↓

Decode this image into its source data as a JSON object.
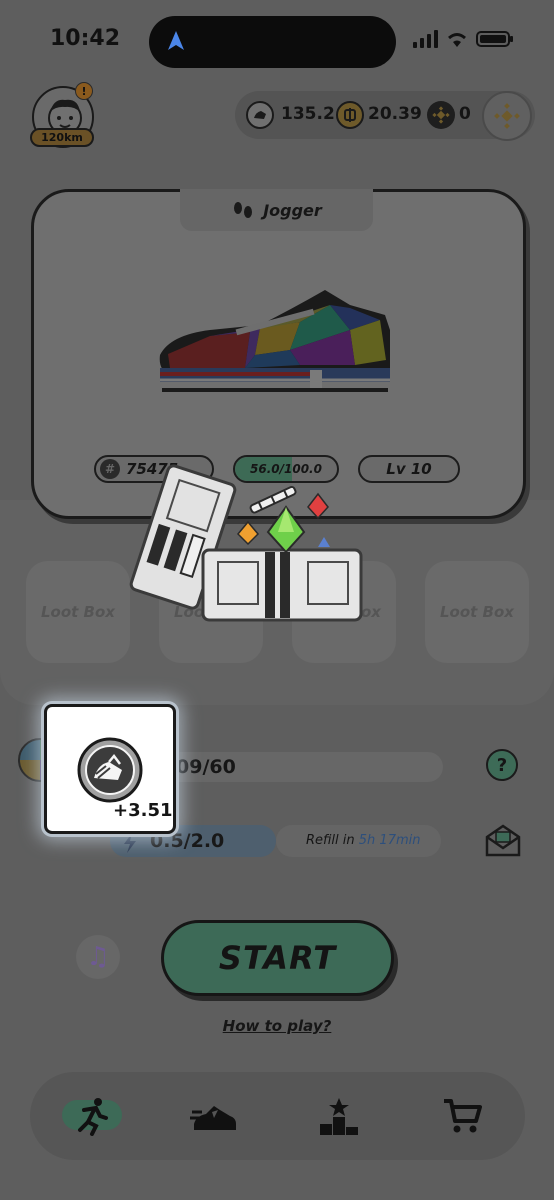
{
  "status_bar": {
    "time": "10:42"
  },
  "profile": {
    "badge": "!",
    "distance": "120km"
  },
  "balances": [
    {
      "icon": "gst-token-icon",
      "value": "135.2"
    },
    {
      "icon": "gmt-token-icon",
      "value": "20.39"
    },
    {
      "icon": "bnb-token-icon",
      "value": "0"
    }
  ],
  "sneaker": {
    "type": "Jogger",
    "id": "75475",
    "durability": "56.0/100.0",
    "durability_value": 0.56,
    "level": "Lv 10"
  },
  "loot_boxes": [
    {
      "label": "Loot Box"
    },
    {
      "label": "Loot Box"
    },
    {
      "label": "Loot Box"
    },
    {
      "label": "Loot Box"
    }
  ],
  "energy": {
    "value": "09/60"
  },
  "stamina": {
    "value": "0.5/2.0",
    "refill_label": "Refill in",
    "refill_time": "5h 17min"
  },
  "reward": {
    "amount": "+3.51"
  },
  "start_label": "START",
  "how_to_play": "How to play?",
  "colors": {
    "accent_green": "#3d6a57",
    "overlay": "#5e5e5e"
  }
}
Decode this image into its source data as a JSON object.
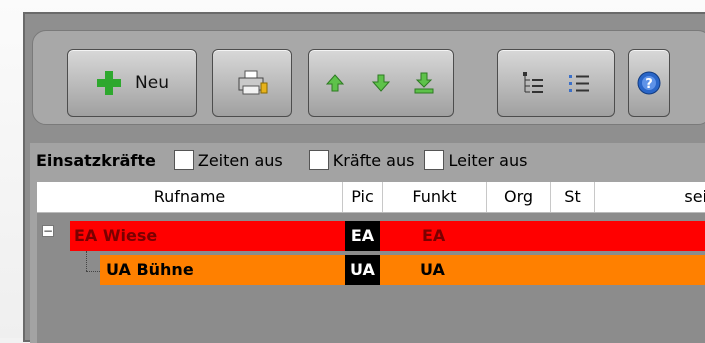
{
  "toolbar": {
    "new_label": "Neu"
  },
  "options": {
    "title": "Einsatzkräfte",
    "checkboxes": [
      {
        "label": "Zeiten aus",
        "checked": false
      },
      {
        "label": "Kräfte aus",
        "checked": false
      },
      {
        "label": "Leiter aus",
        "checked": false
      }
    ]
  },
  "table": {
    "columns": [
      "Rufname",
      "Pic",
      "Funkt",
      "Org",
      "St",
      "sei"
    ],
    "rows": [
      {
        "name": "EA Wiese",
        "pic": "EA",
        "funkt": "EA",
        "color": "#ff0000",
        "text_color": "#7a0000"
      },
      {
        "name": "UA Bühne",
        "pic": "UA",
        "funkt": "UA",
        "color": "#ff8000",
        "text_color": "#000000"
      }
    ]
  },
  "colors": {
    "plus_green": "#2ea82e",
    "help_blue": "#2a66c8"
  }
}
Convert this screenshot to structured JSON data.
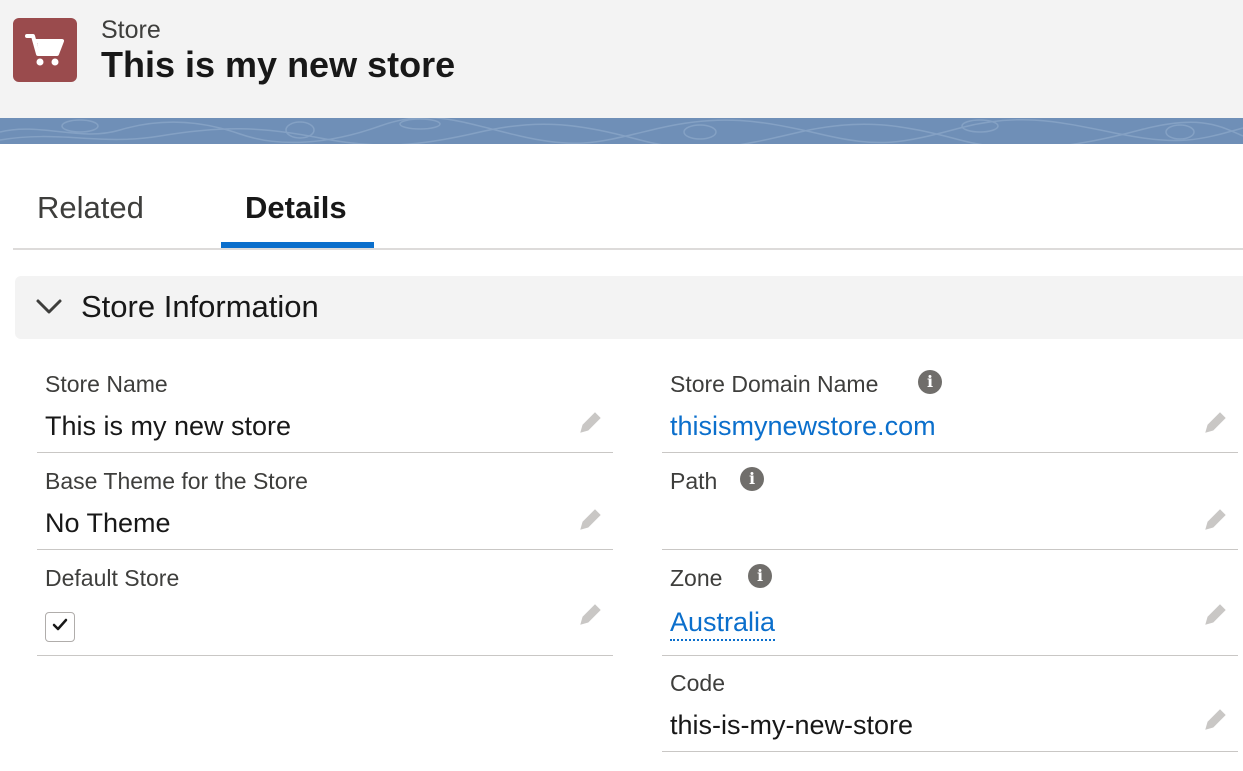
{
  "header": {
    "object_label": "Store",
    "record_title": "This is my new store",
    "icon": "shopping-cart-icon",
    "icon_color": "#9a4b4d"
  },
  "tabs": [
    {
      "label": "Related",
      "active": false
    },
    {
      "label": "Details",
      "active": true
    }
  ],
  "accent_color": "#0b6fcc",
  "section": {
    "title": "Store Information",
    "expanded": true
  },
  "fields": {
    "store_name": {
      "label": "Store Name",
      "value": "This is my new store"
    },
    "base_theme": {
      "label": "Base Theme for the Store",
      "value": "No Theme"
    },
    "default_store": {
      "label": "Default Store",
      "checked": true
    },
    "store_domain": {
      "label": "Store Domain Name",
      "value": "thisismynewstore.com",
      "info": "i"
    },
    "path": {
      "label": "Path",
      "value": "",
      "info": "i"
    },
    "zone": {
      "label": "Zone",
      "value": "Australia",
      "info": "i"
    },
    "code": {
      "label": "Code",
      "value": "this-is-my-new-store"
    }
  }
}
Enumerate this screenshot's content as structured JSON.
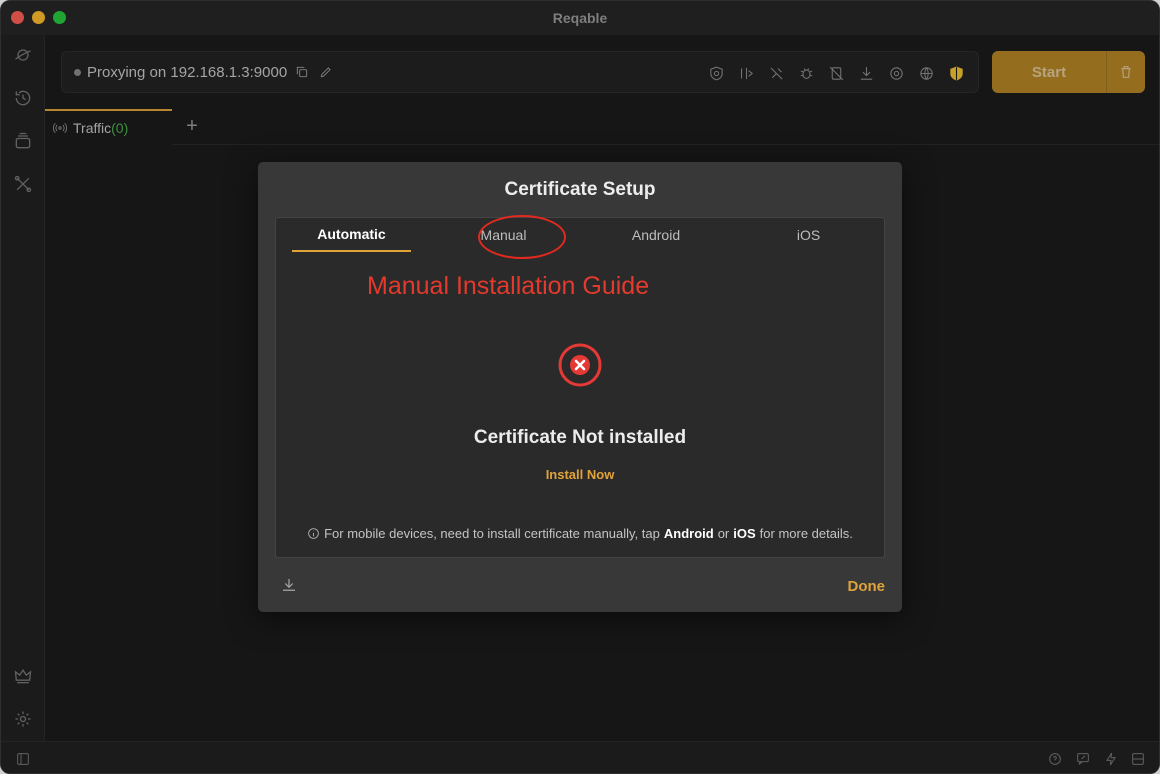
{
  "window": {
    "title": "Reqable"
  },
  "proxy": {
    "status_text": "Proxying on 192.168.1.3:9000"
  },
  "toolbar": {
    "start_label": "Start"
  },
  "tabs": [
    {
      "label": "Traffic",
      "count": "(0)"
    }
  ],
  "dialog": {
    "title": "Certificate Setup",
    "tabs": [
      "Automatic",
      "Manual",
      "Android",
      "iOS"
    ],
    "active_tab": "Automatic",
    "annotation": "Manual Installation Guide",
    "status": "Certificate Not installed",
    "install_link": "Install Now",
    "hint": {
      "prefix": "For mobile devices, need to install certificate manually, tap",
      "android": "Android",
      "or": "or",
      "ios": "iOS",
      "suffix": "for more details."
    },
    "done_label": "Done"
  },
  "colors": {
    "accent": "#e0a33a",
    "error": "#e53935",
    "annotation": "#e02a1f",
    "count": "#4caf50"
  }
}
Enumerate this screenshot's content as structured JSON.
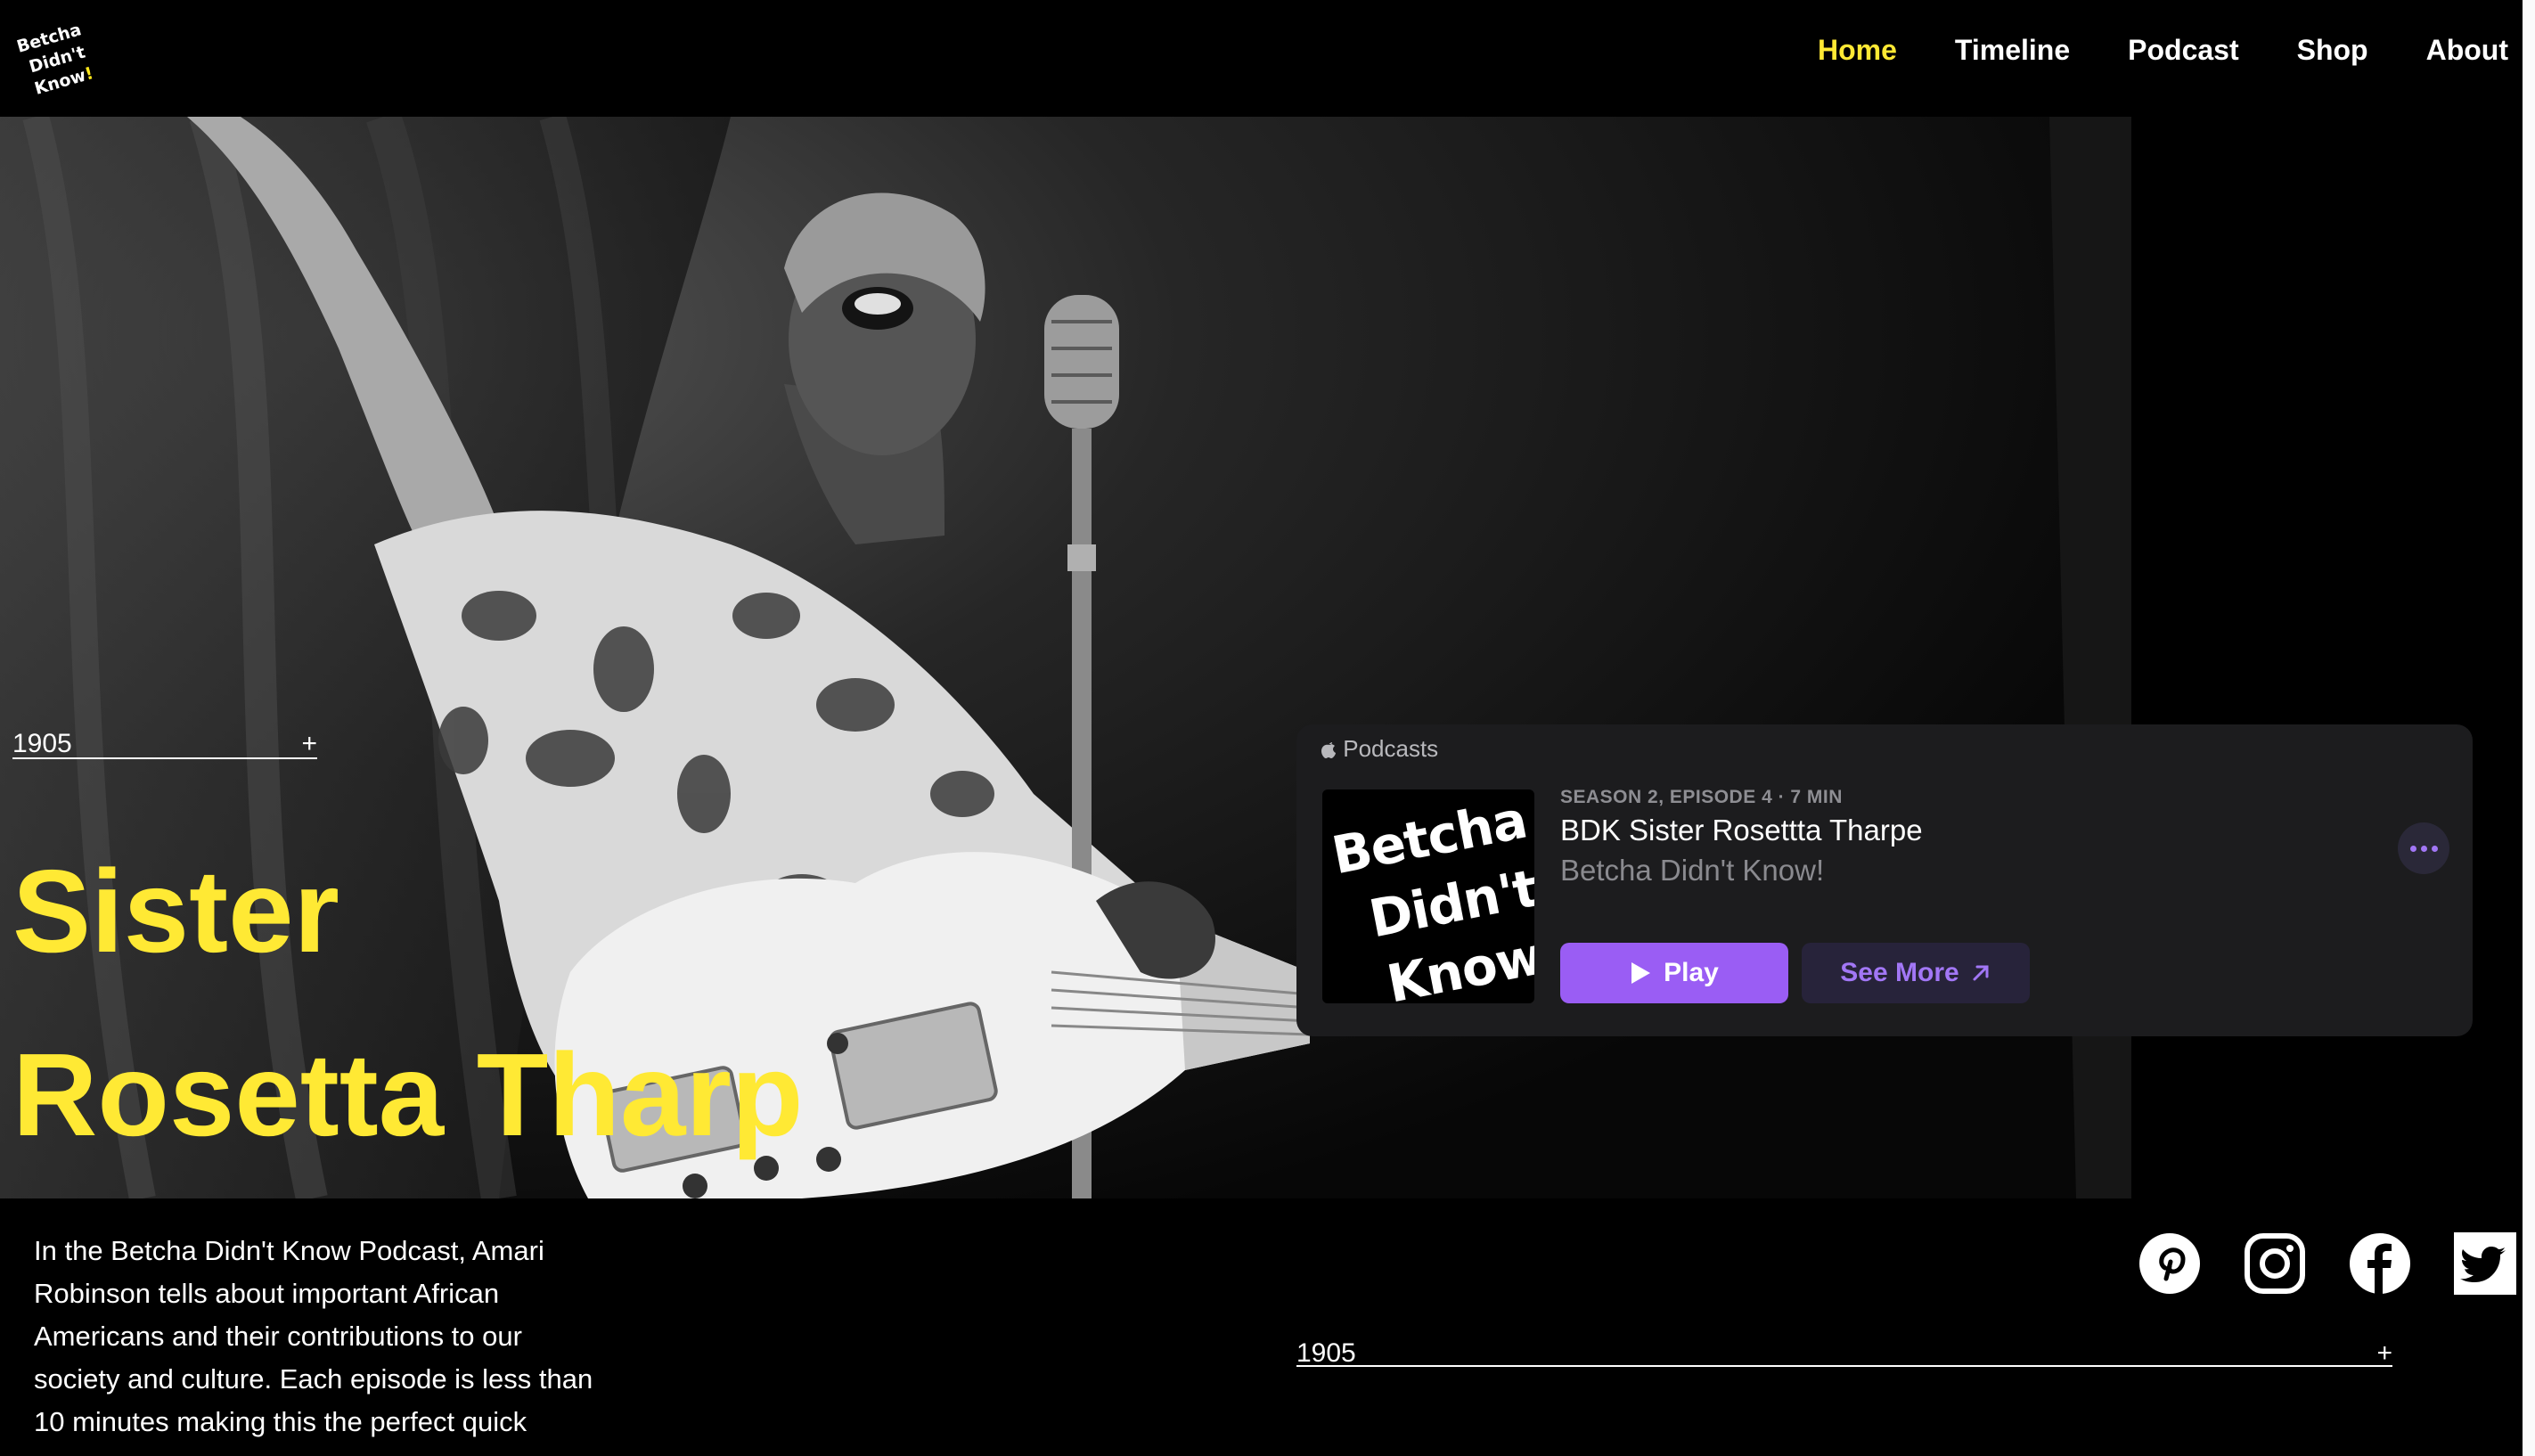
{
  "logo": {
    "line1": "Betcha",
    "line2": "Didn't",
    "line3": "Know",
    "bang": "!"
  },
  "nav": {
    "items": [
      {
        "label": "Home",
        "active": true
      },
      {
        "label": "Timeline",
        "active": false
      },
      {
        "label": "Podcast",
        "active": false
      },
      {
        "label": "Shop",
        "active": false
      },
      {
        "label": "About",
        "active": false
      }
    ]
  },
  "hero": {
    "image": "black-and-white photo of a singer with an electric guitar at a vintage microphone",
    "year_label": "1905",
    "expand_symbol": "+",
    "title_line1": "Sister",
    "title_line2": "Rosetta Tharp"
  },
  "podcast_player": {
    "brand": "Podcasts",
    "art": {
      "line1": "Betcha",
      "line2": "Didn't",
      "line3": "Know",
      "bang": "!"
    },
    "meta": "SEASON 2, EPISODE 4 · 7 MIN",
    "episode_title": "BDK Sister Rosettta Tharpe",
    "show_name": "Betcha Didn't Know!",
    "play_label": "Play",
    "see_more_label": "See More"
  },
  "description": "In the Betcha Didn't Know Podcast, Amari Robinson tells about important African Americans and their contributions to our society and culture. Each episode is less than 10 minutes making this the perfect quick",
  "socials": [
    "pinterest-icon",
    "instagram-icon",
    "facebook-icon",
    "twitter-icon"
  ],
  "footer_year": {
    "label": "1905",
    "expand_symbol": "+"
  },
  "colors": {
    "accent_yellow": "#ffe934",
    "play_purple": "#9a5df4",
    "card_bg": "#1c1c1e"
  }
}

↑

*Exercise directions:* Search the entries for the word "token", then list each line that holds it.

*Complete answer:*
      "icon": "gst-token-icon",
      "icon": "gmt-token-icon",
      "icon": "bnb-token-icon",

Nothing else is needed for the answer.